Exercise input:
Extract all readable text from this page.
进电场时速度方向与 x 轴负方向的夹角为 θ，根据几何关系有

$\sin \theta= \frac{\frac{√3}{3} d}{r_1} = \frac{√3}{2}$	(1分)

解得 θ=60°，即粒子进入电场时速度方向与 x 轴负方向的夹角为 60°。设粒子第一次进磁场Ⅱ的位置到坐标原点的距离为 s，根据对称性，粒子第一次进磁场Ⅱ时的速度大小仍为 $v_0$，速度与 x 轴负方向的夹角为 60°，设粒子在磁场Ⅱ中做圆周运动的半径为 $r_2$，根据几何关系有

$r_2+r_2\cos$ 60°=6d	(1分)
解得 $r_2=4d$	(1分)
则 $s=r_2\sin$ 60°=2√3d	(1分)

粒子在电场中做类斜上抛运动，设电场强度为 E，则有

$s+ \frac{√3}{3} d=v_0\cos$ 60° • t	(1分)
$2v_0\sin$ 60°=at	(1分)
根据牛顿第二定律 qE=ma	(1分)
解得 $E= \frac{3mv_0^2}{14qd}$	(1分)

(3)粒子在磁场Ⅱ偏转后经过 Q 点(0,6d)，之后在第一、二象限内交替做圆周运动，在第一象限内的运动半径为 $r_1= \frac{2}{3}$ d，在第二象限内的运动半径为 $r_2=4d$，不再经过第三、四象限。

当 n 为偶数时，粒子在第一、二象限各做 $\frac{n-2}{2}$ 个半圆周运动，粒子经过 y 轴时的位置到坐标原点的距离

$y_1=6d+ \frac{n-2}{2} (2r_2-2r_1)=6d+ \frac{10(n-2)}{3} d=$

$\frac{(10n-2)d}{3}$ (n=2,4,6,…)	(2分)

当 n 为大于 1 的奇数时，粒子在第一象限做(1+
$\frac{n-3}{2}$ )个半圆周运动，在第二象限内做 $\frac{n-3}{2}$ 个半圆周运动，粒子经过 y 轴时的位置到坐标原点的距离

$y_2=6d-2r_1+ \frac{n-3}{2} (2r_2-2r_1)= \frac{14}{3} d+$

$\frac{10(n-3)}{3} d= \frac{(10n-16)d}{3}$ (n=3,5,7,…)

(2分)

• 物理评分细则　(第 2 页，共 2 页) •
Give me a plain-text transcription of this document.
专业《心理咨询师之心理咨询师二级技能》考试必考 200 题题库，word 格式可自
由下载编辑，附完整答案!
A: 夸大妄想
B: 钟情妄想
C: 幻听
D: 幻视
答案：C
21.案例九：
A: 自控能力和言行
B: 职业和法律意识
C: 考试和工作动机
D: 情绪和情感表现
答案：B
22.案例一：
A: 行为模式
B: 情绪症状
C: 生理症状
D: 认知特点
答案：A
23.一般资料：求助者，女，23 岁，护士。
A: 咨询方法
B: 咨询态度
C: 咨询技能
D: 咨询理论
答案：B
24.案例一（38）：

Task prompt:
Write the complete data out, exactly as above.

Exercise output:
Extract all readable text from this page.
进电场时速度方向与 x 轴负方向的夹角为 θ，根据几何关系有

$\sin \theta= \frac{\frac{√3}{3} d}{r_1} = \frac{√3}{2}$	(1分)

解得 θ=60°，即粒子进入电场时速度方向与 x 轴负方向的夹角为 60°。设粒子第一次进磁场Ⅱ的位置到坐标原点的距离为 s，根据对称性，粒子第一次进磁场Ⅱ时的速度大小仍为 $v_0$，速度与 x 轴负方向的夹角为 60°，设粒子在磁场Ⅱ中做圆周运动的半径为 $r_2$，根据几何关系有

$r_2+r_2\cos$ 60°=6d	(1分)
解得 $r_2=4d$	(1分)
则 $s=r_2\sin$ 60°=2√3d	(1分)

粒子在电场中做类斜上抛运动，设电场强度为 E，则有

$s+ \frac{√3}{3} d=v_0\cos$ 60° • t	(1分)
$2v_0\sin$ 60°=at	(1分)
根据牛顿第二定律 qE=ma	(1分)
解得 $E= \frac{3mv_0^2}{14qd}$	(1分)

(3)粒子在磁场Ⅱ偏转后经过 Q 点(0,6d)，之后在第一、二象限内交替做圆周运动，在第一象限内的运动半径为 $r_1= \frac{2}{3}$ d，在第二象限内的运动半径为 $r_2=4d$，不再经过第三、四象限。

当 n 为偶数时，粒子在第一、二象限各做 $\frac{n-2}{2}$ 个半圆周运动，粒子经过 y 轴时的位置到坐标原点的距离

$y_1=6d+ \frac{n-2}{2} (2r_2-2r_1)=6d+ \frac{10(n-2)}{3} d=$

$\frac{(10n-2)d}{3}$ (n=2,4,6,…)	(2分)

当 n 为大于 1 的奇数时，粒子在第一象限做(1+
$\frac{n-3}{2}$ )个半圆周运动，在第二象限内做 $\frac{n-3}{2}$ 个半圆周运动，粒子经过 y 轴时的位置到坐标原点的距离

$y_2=6d-2r_1+ \frac{n-3}{2} (2r_2-2r_1)= \frac{14}{3} d+$

$\frac{10(n-3)}{3} d= \frac{(10n-16)d}{3}$ (n=3,5,7,…)

(2分)

• 物理评分细则　(第 2 页，共 2 页) •
Give me a plain-text transcription of this document.
专业《心理咨询师之心理咨询师二级技能》考试必考 200 题题库，word 格式可自
由下载编辑，附完整答案!
A: 夸大妄想
B: 钟情妄想
C: 幻听
D: 幻视
答案：C
21.案例九：
A: 自控能力和言行
B: 职业和法律意识
C: 考试和工作动机
D: 情绪和情感表现
答案：B
22.案例一：
A: 行为模式
B: 情绪症状
C: 生理症状
D: 认知特点
答案：A
23.一般资料：求助者，女，23 岁，护士。
A: 咨询方法
B: 咨询态度
C: 咨询技能
D: 咨询理论
答案：B
24.案例一（38）：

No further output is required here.